Excerpts from a figure dataset:
- - - - - - -
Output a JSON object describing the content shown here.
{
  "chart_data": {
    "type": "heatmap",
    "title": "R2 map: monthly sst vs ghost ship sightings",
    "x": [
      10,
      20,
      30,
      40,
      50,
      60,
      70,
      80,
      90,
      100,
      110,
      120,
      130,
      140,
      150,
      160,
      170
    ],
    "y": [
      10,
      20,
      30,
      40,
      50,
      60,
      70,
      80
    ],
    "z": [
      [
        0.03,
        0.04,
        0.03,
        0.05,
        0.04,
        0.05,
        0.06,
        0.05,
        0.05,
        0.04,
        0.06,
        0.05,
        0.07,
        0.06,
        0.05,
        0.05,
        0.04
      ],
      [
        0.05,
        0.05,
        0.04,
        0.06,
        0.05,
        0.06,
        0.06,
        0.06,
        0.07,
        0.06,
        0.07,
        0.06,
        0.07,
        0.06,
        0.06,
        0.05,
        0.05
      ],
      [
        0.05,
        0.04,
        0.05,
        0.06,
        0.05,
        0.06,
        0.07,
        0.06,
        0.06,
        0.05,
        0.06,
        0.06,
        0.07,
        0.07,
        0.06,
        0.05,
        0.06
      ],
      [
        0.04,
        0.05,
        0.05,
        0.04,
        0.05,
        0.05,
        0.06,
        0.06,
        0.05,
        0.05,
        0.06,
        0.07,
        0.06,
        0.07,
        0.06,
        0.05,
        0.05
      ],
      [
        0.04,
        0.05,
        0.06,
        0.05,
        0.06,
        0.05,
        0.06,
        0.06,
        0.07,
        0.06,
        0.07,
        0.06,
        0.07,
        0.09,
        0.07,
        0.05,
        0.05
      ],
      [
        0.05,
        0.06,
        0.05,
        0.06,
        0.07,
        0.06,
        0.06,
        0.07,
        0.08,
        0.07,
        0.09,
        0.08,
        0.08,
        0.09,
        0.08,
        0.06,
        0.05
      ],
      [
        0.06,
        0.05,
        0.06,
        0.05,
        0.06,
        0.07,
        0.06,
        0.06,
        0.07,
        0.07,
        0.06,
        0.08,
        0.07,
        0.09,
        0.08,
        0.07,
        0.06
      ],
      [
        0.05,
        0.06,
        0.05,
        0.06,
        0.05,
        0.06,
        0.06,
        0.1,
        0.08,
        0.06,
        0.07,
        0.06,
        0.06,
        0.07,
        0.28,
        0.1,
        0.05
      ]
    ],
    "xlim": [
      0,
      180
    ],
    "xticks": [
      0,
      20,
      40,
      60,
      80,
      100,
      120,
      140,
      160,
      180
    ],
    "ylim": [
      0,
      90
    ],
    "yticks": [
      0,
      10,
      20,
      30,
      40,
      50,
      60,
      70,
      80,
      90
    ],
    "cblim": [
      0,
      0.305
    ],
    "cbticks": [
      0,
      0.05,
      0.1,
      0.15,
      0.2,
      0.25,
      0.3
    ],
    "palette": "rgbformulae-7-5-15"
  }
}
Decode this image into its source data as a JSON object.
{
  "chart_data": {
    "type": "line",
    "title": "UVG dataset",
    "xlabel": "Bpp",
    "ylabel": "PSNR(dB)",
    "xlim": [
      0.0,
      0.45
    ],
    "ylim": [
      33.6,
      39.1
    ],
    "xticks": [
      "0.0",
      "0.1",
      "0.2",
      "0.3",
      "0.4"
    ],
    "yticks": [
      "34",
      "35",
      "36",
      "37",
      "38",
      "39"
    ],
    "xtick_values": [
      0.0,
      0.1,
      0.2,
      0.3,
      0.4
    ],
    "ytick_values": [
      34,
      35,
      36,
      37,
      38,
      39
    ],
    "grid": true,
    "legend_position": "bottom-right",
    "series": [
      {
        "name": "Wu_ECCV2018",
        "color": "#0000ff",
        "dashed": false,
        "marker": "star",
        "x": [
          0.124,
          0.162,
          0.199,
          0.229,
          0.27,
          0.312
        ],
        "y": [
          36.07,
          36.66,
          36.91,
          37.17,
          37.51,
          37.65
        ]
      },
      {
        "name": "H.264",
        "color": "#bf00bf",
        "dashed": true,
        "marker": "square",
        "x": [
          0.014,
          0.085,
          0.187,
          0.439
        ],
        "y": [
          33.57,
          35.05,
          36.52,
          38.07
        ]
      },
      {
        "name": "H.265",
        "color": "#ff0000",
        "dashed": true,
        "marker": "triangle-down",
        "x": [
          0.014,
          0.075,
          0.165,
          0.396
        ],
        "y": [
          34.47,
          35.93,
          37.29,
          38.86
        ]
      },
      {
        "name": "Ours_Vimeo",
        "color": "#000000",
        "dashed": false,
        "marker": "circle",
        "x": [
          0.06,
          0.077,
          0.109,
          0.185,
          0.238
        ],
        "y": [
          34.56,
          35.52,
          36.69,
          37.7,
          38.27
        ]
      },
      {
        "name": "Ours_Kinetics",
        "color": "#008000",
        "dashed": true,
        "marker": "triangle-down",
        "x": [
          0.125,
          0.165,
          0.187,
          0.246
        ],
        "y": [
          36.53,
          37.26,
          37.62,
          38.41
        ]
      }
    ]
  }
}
- - - - - - -
> _PROBLEM TO SOLVE_
Retype the data in full and match it exactly.

> _ANSWER TO THE EXERCISE_
Output a JSON object describing the content shown here.
{
  "chart_data": {
    "type": "heatmap",
    "title": "R2 map: monthly sst vs ghost ship sightings",
    "x": [
      10,
      20,
      30,
      40,
      50,
      60,
      70,
      80,
      90,
      100,
      110,
      120,
      130,
      140,
      150,
      160,
      170
    ],
    "y": [
      10,
      20,
      30,
      40,
      50,
      60,
      70,
      80
    ],
    "z": [
      [
        0.03,
        0.04,
        0.03,
        0.05,
        0.04,
        0.05,
        0.06,
        0.05,
        0.05,
        0.04,
        0.06,
        0.05,
        0.07,
        0.06,
        0.05,
        0.05,
        0.04
      ],
      [
        0.05,
        0.05,
        0.04,
        0.06,
        0.05,
        0.06,
        0.06,
        0.06,
        0.07,
        0.06,
        0.07,
        0.06,
        0.07,
        0.06,
        0.06,
        0.05,
        0.05
      ],
      [
        0.05,
        0.04,
        0.05,
        0.06,
        0.05,
        0.06,
        0.07,
        0.06,
        0.06,
        0.05,
        0.06,
        0.06,
        0.07,
        0.07,
        0.06,
        0.05,
        0.06
      ],
      [
        0.04,
        0.05,
        0.05,
        0.04,
        0.05,
        0.05,
        0.06,
        0.06,
        0.05,
        0.05,
        0.06,
        0.07,
        0.06,
        0.07,
        0.06,
        0.05,
        0.05
      ],
      [
        0.04,
        0.05,
        0.06,
        0.05,
        0.06,
        0.05,
        0.06,
        0.06,
        0.07,
        0.06,
        0.07,
        0.06,
        0.07,
        0.09,
        0.07,
        0.05,
        0.05
      ],
      [
        0.05,
        0.06,
        0.05,
        0.06,
        0.07,
        0.06,
        0.06,
        0.07,
        0.08,
        0.07,
        0.09,
        0.08,
        0.08,
        0.09,
        0.08,
        0.06,
        0.05
      ],
      [
        0.06,
        0.05,
        0.06,
        0.05,
        0.06,
        0.07,
        0.06,
        0.06,
        0.07,
        0.07,
        0.06,
        0.08,
        0.07,
        0.09,
        0.08,
        0.07,
        0.06
      ],
      [
        0.05,
        0.06,
        0.05,
        0.06,
        0.05,
        0.06,
        0.06,
        0.1,
        0.08,
        0.06,
        0.07,
        0.06,
        0.06,
        0.07,
        0.28,
        0.1,
        0.05
      ]
    ],
    "xlim": [
      0,
      180
    ],
    "xticks": [
      0,
      20,
      40,
      60,
      80,
      100,
      120,
      140,
      160,
      180
    ],
    "ylim": [
      0,
      90
    ],
    "yticks": [
      0,
      10,
      20,
      30,
      40,
      50,
      60,
      70,
      80,
      90
    ],
    "cblim": [
      0,
      0.305
    ],
    "cbticks": [
      0,
      0.05,
      0.1,
      0.15,
      0.2,
      0.25,
      0.3
    ],
    "palette": "rgbformulae-7-5-15"
  }
}
Decode this image into its source data as a JSON object.
{
  "chart_data": {
    "type": "line",
    "title": "UVG dataset",
    "xlabel": "Bpp",
    "ylabel": "PSNR(dB)",
    "xlim": [
      0.0,
      0.45
    ],
    "ylim": [
      33.6,
      39.1
    ],
    "xticks": [
      "0.0",
      "0.1",
      "0.2",
      "0.3",
      "0.4"
    ],
    "yticks": [
      "34",
      "35",
      "36",
      "37",
      "38",
      "39"
    ],
    "xtick_values": [
      0.0,
      0.1,
      0.2,
      0.3,
      0.4
    ],
    "ytick_values": [
      34,
      35,
      36,
      37,
      38,
      39
    ],
    "grid": true,
    "legend_position": "bottom-right",
    "series": [
      {
        "name": "Wu_ECCV2018",
        "color": "#0000ff",
        "dashed": false,
        "marker": "star",
        "x": [
          0.124,
          0.162,
          0.199,
          0.229,
          0.27,
          0.312
        ],
        "y": [
          36.07,
          36.66,
          36.91,
          37.17,
          37.51,
          37.65
        ]
      },
      {
        "name": "H.264",
        "color": "#bf00bf",
        "dashed": true,
        "marker": "square",
        "x": [
          0.014,
          0.085,
          0.187,
          0.439
        ],
        "y": [
          33.57,
          35.05,
          36.52,
          38.07
        ]
      },
      {
        "name": "H.265",
        "color": "#ff0000",
        "dashed": true,
        "marker": "triangle-down",
        "x": [
          0.014,
          0.075,
          0.165,
          0.396
        ],
        "y": [
          34.47,
          35.93,
          37.29,
          38.86
        ]
      },
      {
        "name": "Ours_Vimeo",
        "color": "#000000",
        "dashed": false,
        "marker": "circle",
        "x": [
          0.06,
          0.077,
          0.109,
          0.185,
          0.238
        ],
        "y": [
          34.56,
          35.52,
          36.69,
          37.7,
          38.27
        ]
      },
      {
        "name": "Ours_Kinetics",
        "color": "#008000",
        "dashed": true,
        "marker": "triangle-down",
        "x": [
          0.125,
          0.165,
          0.187,
          0.246
        ],
        "y": [
          36.53,
          37.26,
          37.62,
          38.41
        ]
      }
    ]
  }
}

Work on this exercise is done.